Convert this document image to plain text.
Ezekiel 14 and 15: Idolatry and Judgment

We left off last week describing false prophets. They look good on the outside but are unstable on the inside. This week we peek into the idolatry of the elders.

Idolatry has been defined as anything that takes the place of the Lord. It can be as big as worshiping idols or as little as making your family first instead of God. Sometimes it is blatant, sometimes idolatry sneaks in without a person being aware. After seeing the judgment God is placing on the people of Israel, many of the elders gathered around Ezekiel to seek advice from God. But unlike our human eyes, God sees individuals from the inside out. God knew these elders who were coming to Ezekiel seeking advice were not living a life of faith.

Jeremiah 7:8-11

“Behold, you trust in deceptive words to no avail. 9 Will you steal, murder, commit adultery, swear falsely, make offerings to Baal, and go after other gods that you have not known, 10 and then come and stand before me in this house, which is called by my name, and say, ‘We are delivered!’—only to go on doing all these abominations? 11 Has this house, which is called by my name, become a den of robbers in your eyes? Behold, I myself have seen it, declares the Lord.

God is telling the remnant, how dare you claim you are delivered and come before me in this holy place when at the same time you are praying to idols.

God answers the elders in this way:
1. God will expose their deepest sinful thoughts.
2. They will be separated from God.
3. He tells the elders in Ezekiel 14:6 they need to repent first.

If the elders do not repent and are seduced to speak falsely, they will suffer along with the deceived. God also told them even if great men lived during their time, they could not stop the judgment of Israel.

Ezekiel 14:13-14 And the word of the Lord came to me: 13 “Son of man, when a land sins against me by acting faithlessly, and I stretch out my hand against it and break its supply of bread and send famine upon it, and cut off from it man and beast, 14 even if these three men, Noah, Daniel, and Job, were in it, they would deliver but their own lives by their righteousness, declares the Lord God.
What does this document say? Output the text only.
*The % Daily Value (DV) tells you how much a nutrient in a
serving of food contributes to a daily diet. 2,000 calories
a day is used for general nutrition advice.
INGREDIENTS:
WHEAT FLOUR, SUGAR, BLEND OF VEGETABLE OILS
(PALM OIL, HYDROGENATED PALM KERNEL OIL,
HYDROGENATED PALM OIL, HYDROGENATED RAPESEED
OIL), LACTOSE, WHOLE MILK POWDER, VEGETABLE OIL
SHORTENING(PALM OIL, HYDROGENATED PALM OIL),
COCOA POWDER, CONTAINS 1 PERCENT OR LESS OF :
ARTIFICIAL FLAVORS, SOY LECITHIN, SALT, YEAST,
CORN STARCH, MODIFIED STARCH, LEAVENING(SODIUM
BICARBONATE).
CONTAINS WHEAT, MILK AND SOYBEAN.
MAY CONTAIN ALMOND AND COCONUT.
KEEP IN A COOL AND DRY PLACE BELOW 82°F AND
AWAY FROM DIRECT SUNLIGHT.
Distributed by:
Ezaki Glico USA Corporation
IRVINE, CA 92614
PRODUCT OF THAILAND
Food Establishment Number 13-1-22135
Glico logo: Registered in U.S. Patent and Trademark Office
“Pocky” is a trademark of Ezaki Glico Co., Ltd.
■ ■ ■ ■ ■ ■ ■
_Directions_
Beginning at the line that contains "What does this", retype each line of the listing up to and including the last one, exactly as it stands, and nothing else.

_Exercise solution_
What does this document say? Output the text only.
*The % Daily Value (DV) tells you how much a nutrient in a
serving of food contributes to a daily diet. 2,000 calories
a day is used for general nutrition advice.
INGREDIENTS:
WHEAT FLOUR, SUGAR, BLEND OF VEGETABLE OILS
(PALM OIL, HYDROGENATED PALM KERNEL OIL,
HYDROGENATED PALM OIL, HYDROGENATED RAPESEED
OIL), LACTOSE, WHOLE MILK POWDER, VEGETABLE OIL
SHORTENING(PALM OIL, HYDROGENATED PALM OIL),
COCOA POWDER, CONTAINS 1 PERCENT OR LESS OF :
ARTIFICIAL FLAVORS, SOY LECITHIN, SALT, YEAST,
CORN STARCH, MODIFIED STARCH, LEAVENING(SODIUM
BICARBONATE).
CONTAINS WHEAT, MILK AND SOYBEAN.
MAY CONTAIN ALMOND AND COCONUT.
KEEP IN A COOL AND DRY PLACE BELOW 82°F AND
AWAY FROM DIRECT SUNLIGHT.
Distributed by:
Ezaki Glico USA Corporation
IRVINE, CA 92614
PRODUCT OF THAILAND
Food Establishment Number 13-1-22135
Glico logo: Registered in U.S. Patent and Trademark Office
“Pocky” is a trademark of Ezaki Glico Co., Ltd.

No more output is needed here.